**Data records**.
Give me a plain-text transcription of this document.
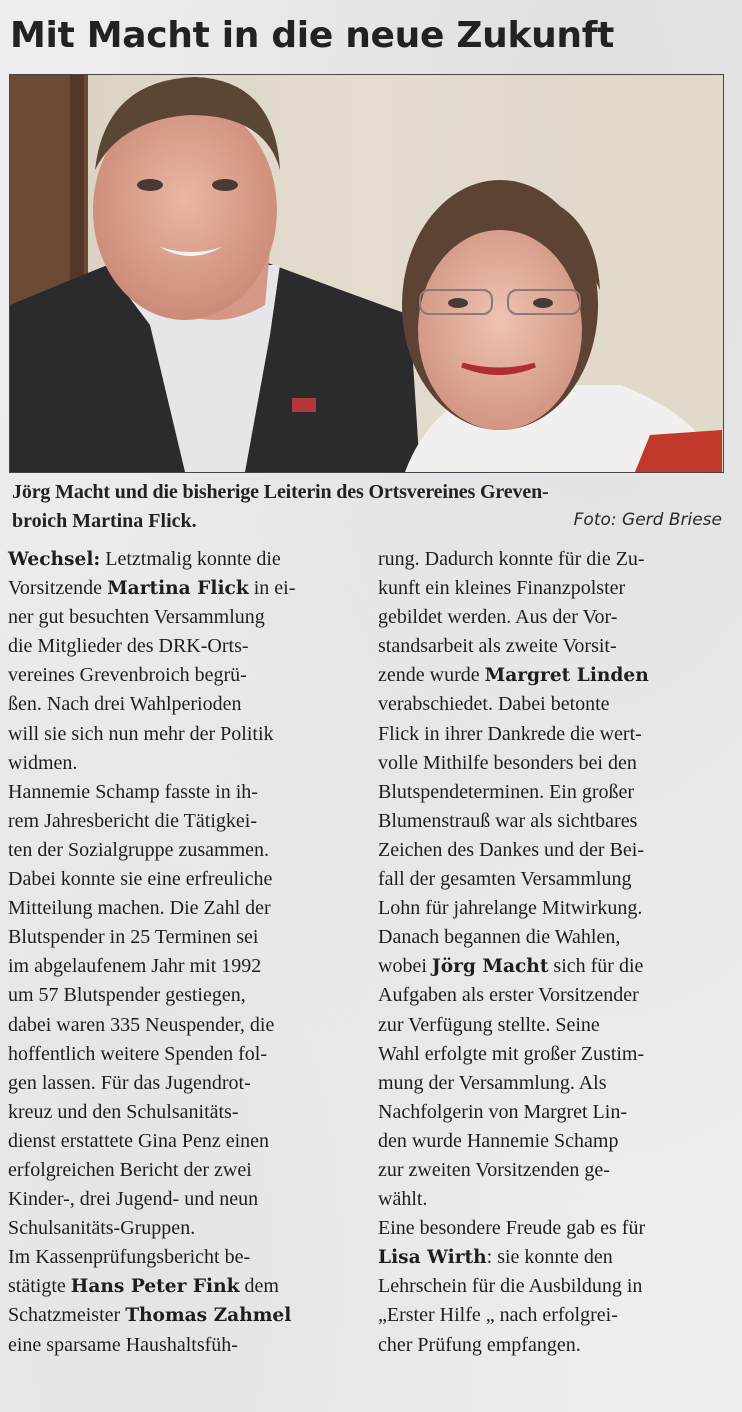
Mit Macht in die neue Zukunft
Jörg Macht und die bisherige Leiterin des Ortsvereines Greven-
broich Martina Flick.	Foto: Gerd Briese
Wechsel: Letztmalig konnte die
Vorsitzende Martina Flick in ei-
ner gut besuchten Versammlung
die Mitglieder des DRK-Orts-
vereines Grevenbroich begrü-
ßen. Nach drei Wahlperioden
will sie sich nun mehr der Politik
widmen.
Hannemie Schamp fasste in ih-
rem Jahresbericht die Tätigkei-
ten der Sozialgruppe zusammen.
Dabei konnte sie eine erfreuliche
Mitteilung machen. Die Zahl der
Blutspender in 25 Terminen sei
im abgelaufenem Jahr mit 1992
um 57 Blutspender gestiegen,
dabei waren 335 Neuspender, die
hoffentlich weitere Spenden fol-
gen lassen. Für das Jugendrot-
kreuz und den Schulsanitäts-
dienst erstattete Gina Penz einen
erfolgreichen Bericht der zwei
Kinder-, drei Jugend- und neun
Schulsanitäts-Gruppen.
Im Kassenprüfungsbericht be-
stätigte Hans Peter Fink dem
Schatzmeister Thomas Zahmel
eine sparsame Haushaltsfüh-
rung. Dadurch konnte für die Zu-
kunft ein kleines Finanzpolster
gebildet werden. Aus der Vor-
standsarbeit als zweite Vorsit-
zende wurde Margret Linden
verabschiedet. Dabei betonte
Flick in ihrer Dankrede die wert-
volle Mithilfe besonders bei den
Blutspendeterminen. Ein großer
Blumenstrauß war als sichtbares
Zeichen des Dankes und der Bei-
fall der gesamten Versammlung
Lohn für jahrelange Mitwirkung.
Danach begannen die Wahlen,
wobei Jörg Macht sich für die
Aufgaben als erster Vorsitzender
zur Verfügung stellte. Seine
Wahl erfolgte mit großer Zustim-
mung der Versammlung. Als
Nachfolgerin von Margret Lin-
den wurde Hannemie Schamp
zur zweiten Vorsitzenden ge-
wählt.
Eine besondere Freude gab es für
Lisa Wirth: sie konnte den
Lehrschein für die Ausbildung in
„Erster Hilfe „ nach erfolgrei-
cher Prüfung empfangen.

**AIM OF THE EXERCISE**. The records above must be transcribed exactly. Pictures are left out of the copy.

**SOLUTION TO THE EXERCISE**.
Give me a plain-text transcription of this document.
Mit Macht in die neue Zukunft
Jörg Macht und die bisherige Leiterin des Ortsvereines Greven-
broich Martina Flick.	Foto: Gerd Briese
Wechsel: Letztmalig konnte die
Vorsitzende Martina Flick in ei-
ner gut besuchten Versammlung
die Mitglieder des DRK-Orts-
vereines Grevenbroich begrü-
ßen. Nach drei Wahlperioden
will sie sich nun mehr der Politik
widmen.
Hannemie Schamp fasste in ih-
rem Jahresbericht die Tätigkei-
ten der Sozialgruppe zusammen.
Dabei konnte sie eine erfreuliche
Mitteilung machen. Die Zahl der
Blutspender in 25 Terminen sei
im abgelaufenem Jahr mit 1992
um 57 Blutspender gestiegen,
dabei waren 335 Neuspender, die
hoffentlich weitere Spenden fol-
gen lassen. Für das Jugendrot-
kreuz und den Schulsanitäts-
dienst erstattete Gina Penz einen
erfolgreichen Bericht der zwei
Kinder-, drei Jugend- und neun
Schulsanitäts-Gruppen.
Im Kassenprüfungsbericht be-
stätigte Hans Peter Fink dem
Schatzmeister Thomas Zahmel
eine sparsame Haushaltsfüh-
rung. Dadurch konnte für die Zu-
kunft ein kleines Finanzpolster
gebildet werden. Aus der Vor-
standsarbeit als zweite Vorsit-
zende wurde Margret Linden
verabschiedet. Dabei betonte
Flick in ihrer Dankrede die wert-
volle Mithilfe besonders bei den
Blutspendeterminen. Ein großer
Blumenstrauß war als sichtbares
Zeichen des Dankes und der Bei-
fall der gesamten Versammlung
Lohn für jahrelange Mitwirkung.
Danach begannen die Wahlen,
wobei Jörg Macht sich für die
Aufgaben als erster Vorsitzender
zur Verfügung stellte. Seine
Wahl erfolgte mit großer Zustim-
mung der Versammlung. Als
Nachfolgerin von Margret Lin-
den wurde Hannemie Schamp
zur zweiten Vorsitzenden ge-
wählt.
Eine besondere Freude gab es für
Lisa Wirth: sie konnte den
Lehrschein für die Ausbildung in
„Erster Hilfe „ nach erfolgrei-
cher Prüfung empfangen.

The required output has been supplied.